▸ EXERCISE OBJECTIVE: Find how many lines of the listing below include the word "true", then report the number by itself.

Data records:
"""

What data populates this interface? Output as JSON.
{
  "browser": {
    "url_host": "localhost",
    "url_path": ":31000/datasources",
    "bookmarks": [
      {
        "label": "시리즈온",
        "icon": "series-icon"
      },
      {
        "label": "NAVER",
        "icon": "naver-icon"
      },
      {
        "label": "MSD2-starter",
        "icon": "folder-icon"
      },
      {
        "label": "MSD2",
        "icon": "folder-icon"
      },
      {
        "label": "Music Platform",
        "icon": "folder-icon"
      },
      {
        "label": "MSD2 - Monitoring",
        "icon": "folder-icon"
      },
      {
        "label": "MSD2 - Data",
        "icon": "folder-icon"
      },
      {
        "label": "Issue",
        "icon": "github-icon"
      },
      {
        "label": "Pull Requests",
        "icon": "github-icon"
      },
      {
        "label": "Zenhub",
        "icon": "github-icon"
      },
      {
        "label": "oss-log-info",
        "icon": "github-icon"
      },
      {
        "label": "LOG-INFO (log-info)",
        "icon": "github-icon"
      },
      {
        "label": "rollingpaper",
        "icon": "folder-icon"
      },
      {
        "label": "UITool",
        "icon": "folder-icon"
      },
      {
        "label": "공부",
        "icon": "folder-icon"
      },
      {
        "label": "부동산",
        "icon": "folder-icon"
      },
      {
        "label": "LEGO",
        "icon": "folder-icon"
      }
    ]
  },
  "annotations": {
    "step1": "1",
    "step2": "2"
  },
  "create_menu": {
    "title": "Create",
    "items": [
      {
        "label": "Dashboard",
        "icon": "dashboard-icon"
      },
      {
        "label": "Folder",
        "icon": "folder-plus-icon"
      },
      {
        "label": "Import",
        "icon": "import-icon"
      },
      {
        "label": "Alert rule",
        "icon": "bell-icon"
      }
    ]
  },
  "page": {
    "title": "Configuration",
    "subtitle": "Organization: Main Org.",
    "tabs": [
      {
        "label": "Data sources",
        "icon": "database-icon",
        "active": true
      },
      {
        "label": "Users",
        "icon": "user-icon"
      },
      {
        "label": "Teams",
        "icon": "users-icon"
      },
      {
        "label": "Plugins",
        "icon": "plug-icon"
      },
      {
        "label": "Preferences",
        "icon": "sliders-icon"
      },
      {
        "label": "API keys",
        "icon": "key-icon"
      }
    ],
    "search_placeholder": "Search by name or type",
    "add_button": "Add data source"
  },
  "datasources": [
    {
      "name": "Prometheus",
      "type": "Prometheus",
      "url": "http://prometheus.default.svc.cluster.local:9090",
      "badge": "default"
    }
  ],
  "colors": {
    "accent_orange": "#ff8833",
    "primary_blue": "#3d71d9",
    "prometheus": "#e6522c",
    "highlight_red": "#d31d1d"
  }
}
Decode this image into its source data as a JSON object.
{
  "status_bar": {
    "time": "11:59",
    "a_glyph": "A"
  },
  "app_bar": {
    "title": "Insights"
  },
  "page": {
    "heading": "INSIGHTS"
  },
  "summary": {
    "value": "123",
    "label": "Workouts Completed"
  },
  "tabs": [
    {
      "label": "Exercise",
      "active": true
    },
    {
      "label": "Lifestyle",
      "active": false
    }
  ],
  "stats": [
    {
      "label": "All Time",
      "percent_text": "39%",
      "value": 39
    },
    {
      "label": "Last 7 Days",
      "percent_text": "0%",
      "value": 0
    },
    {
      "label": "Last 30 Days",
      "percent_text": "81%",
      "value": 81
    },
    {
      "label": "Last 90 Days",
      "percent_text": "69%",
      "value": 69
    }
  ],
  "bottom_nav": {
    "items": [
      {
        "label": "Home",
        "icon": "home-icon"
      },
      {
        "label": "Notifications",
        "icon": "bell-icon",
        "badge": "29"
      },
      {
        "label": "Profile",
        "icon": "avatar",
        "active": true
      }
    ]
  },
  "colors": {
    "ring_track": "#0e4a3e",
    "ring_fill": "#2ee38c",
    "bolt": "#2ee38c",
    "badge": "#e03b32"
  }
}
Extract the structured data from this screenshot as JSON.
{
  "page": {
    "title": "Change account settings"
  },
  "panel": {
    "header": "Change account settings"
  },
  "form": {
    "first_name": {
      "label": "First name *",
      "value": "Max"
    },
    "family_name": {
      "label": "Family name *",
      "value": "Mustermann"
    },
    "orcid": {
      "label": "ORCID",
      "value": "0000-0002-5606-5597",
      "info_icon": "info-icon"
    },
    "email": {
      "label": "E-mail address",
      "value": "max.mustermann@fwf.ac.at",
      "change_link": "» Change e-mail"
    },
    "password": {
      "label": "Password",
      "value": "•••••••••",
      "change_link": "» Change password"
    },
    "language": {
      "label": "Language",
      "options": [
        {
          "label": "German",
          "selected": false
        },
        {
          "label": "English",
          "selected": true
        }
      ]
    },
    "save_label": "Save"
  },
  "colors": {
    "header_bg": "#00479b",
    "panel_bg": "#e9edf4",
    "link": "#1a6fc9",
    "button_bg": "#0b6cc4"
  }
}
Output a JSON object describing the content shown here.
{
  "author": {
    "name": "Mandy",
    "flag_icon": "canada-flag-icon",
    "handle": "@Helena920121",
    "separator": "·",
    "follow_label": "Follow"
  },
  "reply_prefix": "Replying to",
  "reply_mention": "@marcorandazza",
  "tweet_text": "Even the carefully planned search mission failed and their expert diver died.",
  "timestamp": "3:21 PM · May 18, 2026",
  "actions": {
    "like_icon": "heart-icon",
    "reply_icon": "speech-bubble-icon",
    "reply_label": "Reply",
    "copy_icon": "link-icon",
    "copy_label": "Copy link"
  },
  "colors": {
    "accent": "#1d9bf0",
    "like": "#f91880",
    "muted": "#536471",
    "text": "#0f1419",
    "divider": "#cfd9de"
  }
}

"""

▸ RESPONSE TO THIS TASK: 4